**WHAT IS ASKED**
From the entries that follow, pick out all lines holding "text".

++++++++

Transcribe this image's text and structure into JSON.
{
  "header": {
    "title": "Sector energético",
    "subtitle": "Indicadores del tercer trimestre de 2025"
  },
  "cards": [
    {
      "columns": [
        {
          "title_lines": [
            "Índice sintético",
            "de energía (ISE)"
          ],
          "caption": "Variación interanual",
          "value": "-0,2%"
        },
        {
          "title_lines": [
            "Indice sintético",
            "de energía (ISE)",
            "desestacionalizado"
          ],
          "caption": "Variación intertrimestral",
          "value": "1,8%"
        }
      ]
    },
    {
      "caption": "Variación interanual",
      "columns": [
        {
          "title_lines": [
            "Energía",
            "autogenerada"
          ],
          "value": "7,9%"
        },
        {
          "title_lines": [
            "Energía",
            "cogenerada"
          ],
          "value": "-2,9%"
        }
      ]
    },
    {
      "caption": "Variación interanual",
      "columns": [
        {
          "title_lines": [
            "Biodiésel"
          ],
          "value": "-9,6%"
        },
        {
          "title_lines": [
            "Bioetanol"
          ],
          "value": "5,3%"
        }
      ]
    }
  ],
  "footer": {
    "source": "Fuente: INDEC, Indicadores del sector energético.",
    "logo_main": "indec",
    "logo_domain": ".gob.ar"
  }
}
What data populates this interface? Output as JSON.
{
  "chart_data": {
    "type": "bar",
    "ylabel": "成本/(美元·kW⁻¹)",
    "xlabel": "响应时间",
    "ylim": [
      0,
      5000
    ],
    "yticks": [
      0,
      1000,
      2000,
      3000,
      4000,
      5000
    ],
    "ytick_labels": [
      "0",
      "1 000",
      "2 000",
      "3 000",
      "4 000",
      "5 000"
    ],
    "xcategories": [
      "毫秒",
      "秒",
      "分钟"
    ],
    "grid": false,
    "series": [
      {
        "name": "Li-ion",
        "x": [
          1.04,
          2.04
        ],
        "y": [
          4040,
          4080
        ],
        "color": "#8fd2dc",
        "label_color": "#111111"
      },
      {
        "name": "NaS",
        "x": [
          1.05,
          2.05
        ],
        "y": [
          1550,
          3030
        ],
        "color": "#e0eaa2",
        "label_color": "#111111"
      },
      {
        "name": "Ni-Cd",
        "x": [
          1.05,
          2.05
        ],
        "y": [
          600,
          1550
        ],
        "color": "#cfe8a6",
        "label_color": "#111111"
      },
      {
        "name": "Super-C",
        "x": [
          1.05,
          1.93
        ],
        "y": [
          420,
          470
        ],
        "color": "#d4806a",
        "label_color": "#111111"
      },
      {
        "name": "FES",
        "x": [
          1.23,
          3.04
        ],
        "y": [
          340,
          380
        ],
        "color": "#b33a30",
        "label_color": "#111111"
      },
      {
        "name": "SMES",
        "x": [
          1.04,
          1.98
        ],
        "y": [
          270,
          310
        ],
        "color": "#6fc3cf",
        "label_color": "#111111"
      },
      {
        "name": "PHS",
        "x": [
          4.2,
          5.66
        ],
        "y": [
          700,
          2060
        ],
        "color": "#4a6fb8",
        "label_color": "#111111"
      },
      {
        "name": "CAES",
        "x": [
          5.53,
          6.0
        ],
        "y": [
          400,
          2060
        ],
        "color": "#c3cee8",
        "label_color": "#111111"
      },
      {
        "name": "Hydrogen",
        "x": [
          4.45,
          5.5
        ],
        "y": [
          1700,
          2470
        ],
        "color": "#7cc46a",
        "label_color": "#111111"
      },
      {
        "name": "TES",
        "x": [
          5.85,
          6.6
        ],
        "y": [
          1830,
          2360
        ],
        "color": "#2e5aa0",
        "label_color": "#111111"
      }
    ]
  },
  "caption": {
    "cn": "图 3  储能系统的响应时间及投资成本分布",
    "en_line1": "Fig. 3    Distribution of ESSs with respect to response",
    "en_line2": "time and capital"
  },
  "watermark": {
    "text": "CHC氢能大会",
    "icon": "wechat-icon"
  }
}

++++++++

**EXERCISE RESPONSE**
Transcribe this image's text and structure into JSON.
    "text": "CHC氢能大会",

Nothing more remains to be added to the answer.